↓↓↓

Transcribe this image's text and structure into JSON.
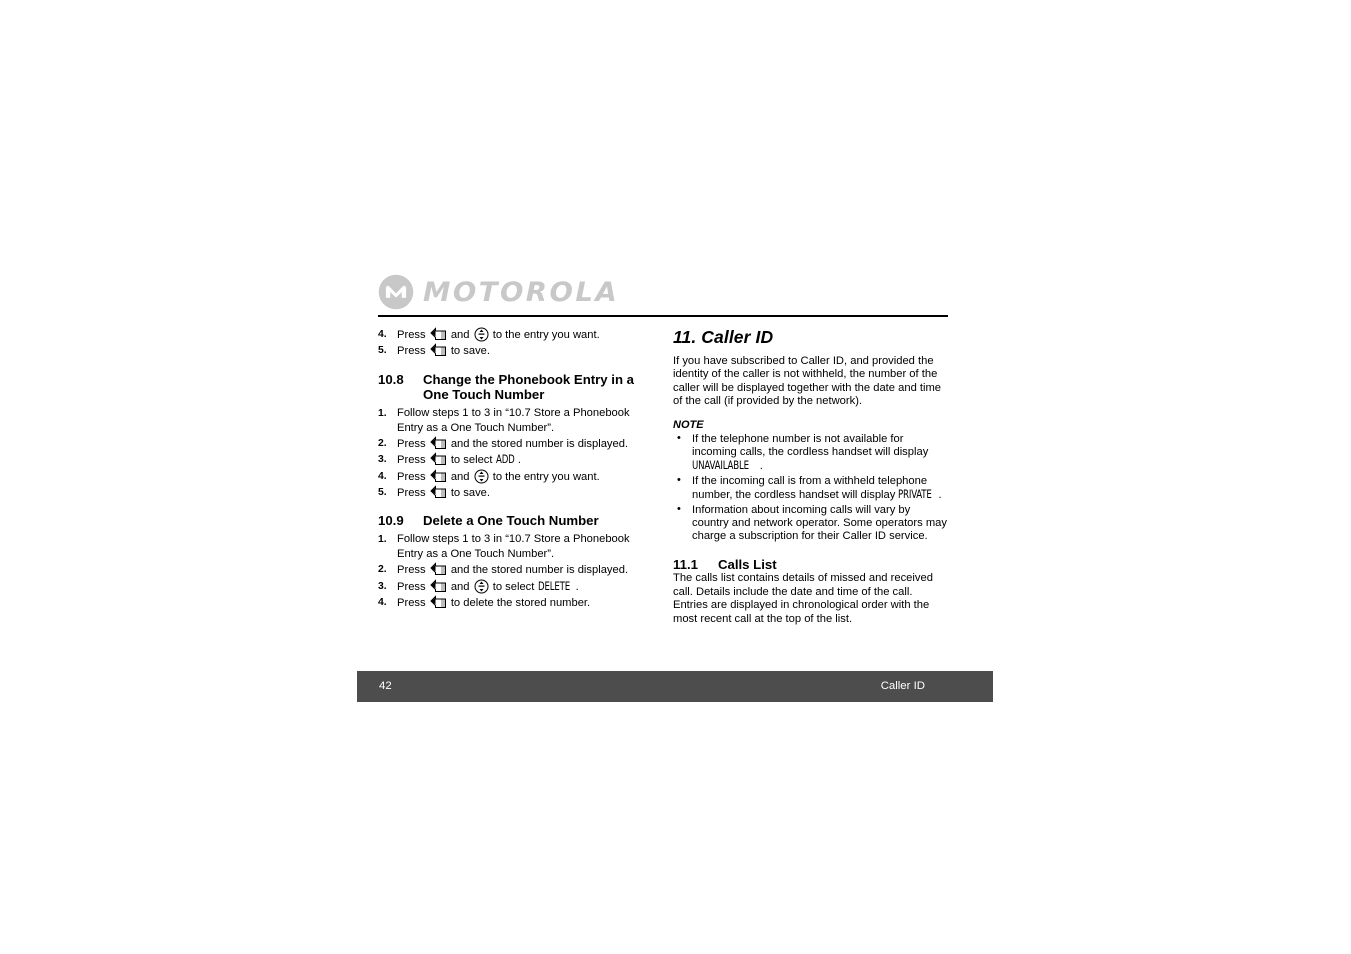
{
  "brand": {
    "logo_text": "MOTOROLA",
    "logo_color": "#c8c8c8",
    "logo_mark": "motorola-batwing-icon"
  },
  "icons": {
    "menu_key": "menu-soft-key-icon",
    "nav_key": "navigation-key-icon"
  },
  "left_column": {
    "continued_steps": [
      {
        "num": "4.",
        "pre": "Press",
        "mid": "and",
        "post": "to the entry you want.",
        "icons": [
          "menu-soft-key-icon",
          "navigation-key-icon"
        ]
      },
      {
        "num": "5.",
        "pre": "Press",
        "mid": "",
        "post": "to save.",
        "icons": [
          "menu-soft-key-icon"
        ]
      }
    ],
    "section_10_8": {
      "number": "10.8",
      "title": "Change the Phonebook Entry in a One Touch Number",
      "steps": [
        {
          "num": "1.",
          "text": "Follow steps 1 to 3 in “10.7 Store a Phonebook Entry as a One Touch Number”."
        },
        {
          "num": "2.",
          "pre": "Press",
          "post": "and the stored number is displayed."
        },
        {
          "num": "3.",
          "pre": "Press",
          "post": "to select",
          "lcd": "ADD",
          "end": "."
        },
        {
          "num": "4.",
          "pre": "Press",
          "mid": "and",
          "post": "to the entry you want."
        },
        {
          "num": "5.",
          "pre": "Press",
          "post": "to save."
        }
      ]
    },
    "section_10_9": {
      "number": "10.9",
      "title": "Delete a One Touch Number",
      "steps": [
        {
          "num": "1.",
          "text": "Follow steps 1 to 3 in “10.7 Store a Phonebook Entry as a One Touch Number”."
        },
        {
          "num": "2.",
          "pre": "Press",
          "post": "and the stored number is displayed."
        },
        {
          "num": "3.",
          "pre": "Press",
          "mid": "and",
          "post": "to select",
          "lcd": "DELETE",
          "end": "."
        },
        {
          "num": "4.",
          "pre": "Press",
          "post": "to delete the stored number."
        }
      ]
    }
  },
  "right_column": {
    "chapter_heading": "11. Caller ID",
    "intro": "If you have subscribed to Caller ID, and provided the identity of the caller is not withheld, the number of the caller will be displayed together with the date and time of the call (if provided by the network).",
    "note_label": "NOTE",
    "bullet_char": "•",
    "notes": [
      {
        "pre": "If the telephone number is not available for incoming calls, the cordless handset will display",
        "lcd": "UNAVAILABLE",
        "end": "."
      },
      {
        "pre": "If the incoming call is from a withheld telephone number, the cordless handset will display",
        "lcd": "PRIVATE",
        "end": "."
      },
      {
        "pre": "Information about incoming calls will vary by country and network operator. Some operators may charge a subscription for their Caller ID service.",
        "lcd": "",
        "end": ""
      }
    ],
    "section_11_1": {
      "number": "11.1",
      "title": "Calls List",
      "body": "The calls list contains details of missed and received call. Details include the date and time of the call. Entries are displayed in chronological order with the most recent call at the top of the list."
    }
  },
  "footer": {
    "page_number": "42",
    "chapter_title": "Caller ID",
    "background_color": "#4d4d4d",
    "text_color": "#ffffff"
  }
}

↑↑↑

Task directions:
Go over the data above and copy every line that has the word "date" in it.

Solution to this task:
    "intro": "If you have subscribed to Caller ID, and provided the identity of the caller is not withheld, the number of the caller will be displayed together with the date and time of the call (if provided by the network).",
      "body": "The calls list contains details of missed and received call. Details include the date and time of the call. Entries are displayed in chronological order with the most recent call at the top of the list."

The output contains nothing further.